Written problem » Work out the number of lines with "Submerged" in them. Reply with that number and no other words.

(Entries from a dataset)

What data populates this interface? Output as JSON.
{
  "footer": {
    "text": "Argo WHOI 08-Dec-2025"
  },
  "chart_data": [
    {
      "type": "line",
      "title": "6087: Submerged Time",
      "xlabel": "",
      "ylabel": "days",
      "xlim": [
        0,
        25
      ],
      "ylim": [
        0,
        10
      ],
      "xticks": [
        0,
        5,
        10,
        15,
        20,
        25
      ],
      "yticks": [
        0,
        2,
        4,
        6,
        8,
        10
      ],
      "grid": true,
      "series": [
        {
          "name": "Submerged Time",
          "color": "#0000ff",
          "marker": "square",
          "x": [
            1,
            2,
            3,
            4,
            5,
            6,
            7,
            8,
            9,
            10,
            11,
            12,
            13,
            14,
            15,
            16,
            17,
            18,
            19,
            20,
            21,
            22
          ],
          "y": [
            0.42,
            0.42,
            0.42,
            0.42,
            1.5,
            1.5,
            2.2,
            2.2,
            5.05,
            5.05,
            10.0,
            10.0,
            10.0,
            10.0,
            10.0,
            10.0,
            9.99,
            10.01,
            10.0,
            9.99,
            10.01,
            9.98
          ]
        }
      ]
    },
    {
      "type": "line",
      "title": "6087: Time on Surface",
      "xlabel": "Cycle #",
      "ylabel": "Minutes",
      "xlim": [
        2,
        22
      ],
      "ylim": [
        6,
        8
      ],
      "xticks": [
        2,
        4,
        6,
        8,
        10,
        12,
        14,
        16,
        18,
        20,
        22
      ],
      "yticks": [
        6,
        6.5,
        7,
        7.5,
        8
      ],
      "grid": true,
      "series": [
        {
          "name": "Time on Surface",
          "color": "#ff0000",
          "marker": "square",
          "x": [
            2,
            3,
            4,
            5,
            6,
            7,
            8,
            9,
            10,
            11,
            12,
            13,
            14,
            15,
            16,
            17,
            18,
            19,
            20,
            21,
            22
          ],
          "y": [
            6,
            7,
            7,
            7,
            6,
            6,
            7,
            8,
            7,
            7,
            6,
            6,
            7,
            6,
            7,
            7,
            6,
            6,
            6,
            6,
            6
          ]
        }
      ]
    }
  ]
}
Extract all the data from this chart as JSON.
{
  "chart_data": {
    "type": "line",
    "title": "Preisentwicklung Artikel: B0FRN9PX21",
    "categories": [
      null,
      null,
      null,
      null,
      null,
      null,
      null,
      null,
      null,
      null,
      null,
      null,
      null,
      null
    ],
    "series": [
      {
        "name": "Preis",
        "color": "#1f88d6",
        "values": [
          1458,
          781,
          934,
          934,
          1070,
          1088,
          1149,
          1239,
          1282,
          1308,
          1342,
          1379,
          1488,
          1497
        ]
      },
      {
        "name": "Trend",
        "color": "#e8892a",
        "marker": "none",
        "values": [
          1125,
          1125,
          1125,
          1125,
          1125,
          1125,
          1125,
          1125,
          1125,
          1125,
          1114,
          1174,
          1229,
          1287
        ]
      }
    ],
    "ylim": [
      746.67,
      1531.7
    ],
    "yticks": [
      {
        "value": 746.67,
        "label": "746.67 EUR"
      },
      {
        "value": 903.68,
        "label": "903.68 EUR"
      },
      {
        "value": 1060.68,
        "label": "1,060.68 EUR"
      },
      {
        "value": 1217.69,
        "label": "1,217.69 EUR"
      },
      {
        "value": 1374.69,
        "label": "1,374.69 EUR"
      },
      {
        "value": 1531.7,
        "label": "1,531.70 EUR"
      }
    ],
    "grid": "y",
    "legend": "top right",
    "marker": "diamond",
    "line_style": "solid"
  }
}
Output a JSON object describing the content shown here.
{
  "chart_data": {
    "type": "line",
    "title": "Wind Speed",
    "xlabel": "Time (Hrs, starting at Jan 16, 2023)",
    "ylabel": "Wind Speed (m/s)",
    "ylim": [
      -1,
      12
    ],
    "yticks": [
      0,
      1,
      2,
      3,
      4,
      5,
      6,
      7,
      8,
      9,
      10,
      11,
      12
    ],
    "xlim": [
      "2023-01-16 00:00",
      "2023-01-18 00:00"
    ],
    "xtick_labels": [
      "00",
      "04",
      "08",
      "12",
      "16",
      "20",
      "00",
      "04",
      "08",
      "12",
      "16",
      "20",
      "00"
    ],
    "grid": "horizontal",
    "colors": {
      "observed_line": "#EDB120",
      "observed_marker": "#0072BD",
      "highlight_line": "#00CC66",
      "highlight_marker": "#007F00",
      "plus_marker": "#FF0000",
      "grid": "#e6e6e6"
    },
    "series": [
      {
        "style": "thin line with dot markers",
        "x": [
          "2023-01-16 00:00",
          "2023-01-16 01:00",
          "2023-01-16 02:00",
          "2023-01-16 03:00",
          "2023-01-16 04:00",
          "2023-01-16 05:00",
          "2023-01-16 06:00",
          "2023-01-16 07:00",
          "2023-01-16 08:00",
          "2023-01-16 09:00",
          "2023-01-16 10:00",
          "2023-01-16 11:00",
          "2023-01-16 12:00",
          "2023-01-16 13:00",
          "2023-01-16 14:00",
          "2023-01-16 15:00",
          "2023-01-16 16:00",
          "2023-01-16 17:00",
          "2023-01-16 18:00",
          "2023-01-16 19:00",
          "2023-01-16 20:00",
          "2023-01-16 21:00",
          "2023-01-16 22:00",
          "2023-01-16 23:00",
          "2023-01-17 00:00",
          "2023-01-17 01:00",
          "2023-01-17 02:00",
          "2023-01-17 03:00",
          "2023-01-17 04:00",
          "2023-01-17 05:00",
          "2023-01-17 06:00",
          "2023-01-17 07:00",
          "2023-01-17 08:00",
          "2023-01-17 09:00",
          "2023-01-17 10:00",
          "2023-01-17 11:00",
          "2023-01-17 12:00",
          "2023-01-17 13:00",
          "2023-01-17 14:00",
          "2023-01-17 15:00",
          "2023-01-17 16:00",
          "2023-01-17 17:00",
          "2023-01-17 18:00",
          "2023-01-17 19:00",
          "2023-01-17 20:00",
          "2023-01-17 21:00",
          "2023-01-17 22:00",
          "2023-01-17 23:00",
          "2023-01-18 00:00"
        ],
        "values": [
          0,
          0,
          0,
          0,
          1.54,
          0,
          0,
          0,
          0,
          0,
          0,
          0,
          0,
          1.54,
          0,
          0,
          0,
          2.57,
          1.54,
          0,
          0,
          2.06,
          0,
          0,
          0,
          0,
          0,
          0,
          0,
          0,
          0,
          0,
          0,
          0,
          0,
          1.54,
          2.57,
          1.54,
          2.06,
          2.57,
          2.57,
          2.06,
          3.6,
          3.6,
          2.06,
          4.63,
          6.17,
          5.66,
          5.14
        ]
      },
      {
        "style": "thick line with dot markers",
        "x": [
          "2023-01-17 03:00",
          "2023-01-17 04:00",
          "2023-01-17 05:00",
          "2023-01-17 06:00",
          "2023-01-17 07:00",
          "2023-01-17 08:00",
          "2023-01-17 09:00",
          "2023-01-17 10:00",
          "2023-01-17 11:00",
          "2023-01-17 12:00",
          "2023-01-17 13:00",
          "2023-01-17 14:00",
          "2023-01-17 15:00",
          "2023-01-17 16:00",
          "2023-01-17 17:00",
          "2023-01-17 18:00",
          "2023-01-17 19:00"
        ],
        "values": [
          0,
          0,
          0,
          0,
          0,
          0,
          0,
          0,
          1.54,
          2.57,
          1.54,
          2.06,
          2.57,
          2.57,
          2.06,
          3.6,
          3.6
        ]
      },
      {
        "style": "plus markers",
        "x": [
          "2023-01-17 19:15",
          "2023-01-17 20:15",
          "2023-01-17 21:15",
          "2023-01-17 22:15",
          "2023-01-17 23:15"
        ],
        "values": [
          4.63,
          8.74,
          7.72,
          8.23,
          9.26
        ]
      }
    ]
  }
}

Answer for this exercise » 2